::: RAW RECORDS :::

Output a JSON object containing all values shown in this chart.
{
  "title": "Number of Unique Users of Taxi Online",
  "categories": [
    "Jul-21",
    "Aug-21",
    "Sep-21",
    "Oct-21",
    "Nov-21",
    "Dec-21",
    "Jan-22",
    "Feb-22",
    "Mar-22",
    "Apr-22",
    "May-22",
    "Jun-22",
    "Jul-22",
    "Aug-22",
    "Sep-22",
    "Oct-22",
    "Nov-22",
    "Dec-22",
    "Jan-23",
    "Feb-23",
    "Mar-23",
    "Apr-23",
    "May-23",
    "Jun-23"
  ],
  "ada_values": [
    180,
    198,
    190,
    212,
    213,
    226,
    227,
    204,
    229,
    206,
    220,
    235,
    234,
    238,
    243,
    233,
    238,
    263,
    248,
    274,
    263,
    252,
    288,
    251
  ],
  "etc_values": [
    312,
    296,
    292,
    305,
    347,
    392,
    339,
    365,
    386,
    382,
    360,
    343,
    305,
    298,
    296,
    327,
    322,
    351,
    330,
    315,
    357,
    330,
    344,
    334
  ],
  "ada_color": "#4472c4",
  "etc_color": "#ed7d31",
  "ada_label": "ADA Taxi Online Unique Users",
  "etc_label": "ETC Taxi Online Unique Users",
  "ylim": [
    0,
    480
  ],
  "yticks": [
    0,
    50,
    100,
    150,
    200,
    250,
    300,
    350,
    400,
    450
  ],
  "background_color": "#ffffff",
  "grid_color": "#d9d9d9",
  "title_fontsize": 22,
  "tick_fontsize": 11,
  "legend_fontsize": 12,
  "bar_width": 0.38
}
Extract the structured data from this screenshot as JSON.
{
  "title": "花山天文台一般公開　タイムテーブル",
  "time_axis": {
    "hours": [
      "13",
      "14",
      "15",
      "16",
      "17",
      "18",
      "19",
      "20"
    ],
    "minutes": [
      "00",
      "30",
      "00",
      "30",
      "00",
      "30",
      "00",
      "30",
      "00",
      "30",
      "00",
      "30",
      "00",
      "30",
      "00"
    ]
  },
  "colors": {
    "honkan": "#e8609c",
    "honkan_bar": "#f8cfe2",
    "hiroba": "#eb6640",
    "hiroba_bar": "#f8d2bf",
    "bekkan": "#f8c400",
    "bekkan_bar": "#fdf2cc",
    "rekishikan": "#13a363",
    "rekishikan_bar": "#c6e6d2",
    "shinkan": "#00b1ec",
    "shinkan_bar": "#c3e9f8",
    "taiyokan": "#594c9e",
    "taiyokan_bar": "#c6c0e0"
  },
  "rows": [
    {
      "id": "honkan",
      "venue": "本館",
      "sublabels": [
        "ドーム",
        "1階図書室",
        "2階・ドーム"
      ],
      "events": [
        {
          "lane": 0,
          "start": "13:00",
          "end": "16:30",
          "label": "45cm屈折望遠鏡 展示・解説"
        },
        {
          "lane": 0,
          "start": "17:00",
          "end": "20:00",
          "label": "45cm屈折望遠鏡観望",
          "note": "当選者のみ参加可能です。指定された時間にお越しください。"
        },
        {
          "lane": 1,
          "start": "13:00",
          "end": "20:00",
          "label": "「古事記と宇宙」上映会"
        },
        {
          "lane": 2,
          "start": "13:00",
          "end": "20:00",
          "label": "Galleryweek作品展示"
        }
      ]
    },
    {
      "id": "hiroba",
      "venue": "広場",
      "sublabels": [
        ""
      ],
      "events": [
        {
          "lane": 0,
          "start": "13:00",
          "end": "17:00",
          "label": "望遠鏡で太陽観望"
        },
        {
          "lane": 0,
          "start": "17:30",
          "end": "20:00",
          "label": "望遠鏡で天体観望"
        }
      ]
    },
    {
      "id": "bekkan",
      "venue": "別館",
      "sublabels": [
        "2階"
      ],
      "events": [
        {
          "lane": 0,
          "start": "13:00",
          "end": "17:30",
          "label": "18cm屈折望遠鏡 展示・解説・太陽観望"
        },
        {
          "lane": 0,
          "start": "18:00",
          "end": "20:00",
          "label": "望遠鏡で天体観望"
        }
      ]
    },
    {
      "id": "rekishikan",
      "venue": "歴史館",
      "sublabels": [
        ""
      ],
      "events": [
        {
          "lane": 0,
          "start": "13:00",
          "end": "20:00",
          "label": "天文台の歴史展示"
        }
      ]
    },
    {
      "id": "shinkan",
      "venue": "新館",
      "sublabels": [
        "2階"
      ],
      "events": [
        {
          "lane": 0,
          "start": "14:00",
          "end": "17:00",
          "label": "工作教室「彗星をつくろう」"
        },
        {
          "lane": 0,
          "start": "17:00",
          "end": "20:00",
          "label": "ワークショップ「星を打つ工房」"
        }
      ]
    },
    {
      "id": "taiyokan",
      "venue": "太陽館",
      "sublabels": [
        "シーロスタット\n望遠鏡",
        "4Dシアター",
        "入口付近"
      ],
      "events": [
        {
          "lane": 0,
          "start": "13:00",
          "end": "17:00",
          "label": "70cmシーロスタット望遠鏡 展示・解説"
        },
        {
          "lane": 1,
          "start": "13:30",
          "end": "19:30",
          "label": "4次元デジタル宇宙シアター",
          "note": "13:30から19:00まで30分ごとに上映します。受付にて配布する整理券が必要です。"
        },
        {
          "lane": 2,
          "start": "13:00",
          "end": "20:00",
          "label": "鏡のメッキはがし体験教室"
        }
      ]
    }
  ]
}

:::

THE REQUEST: Each line in the listing above either holds the string "venue" or does not; state how many do, giving the number only.

ANSWER TO THIS EXERCISE: 6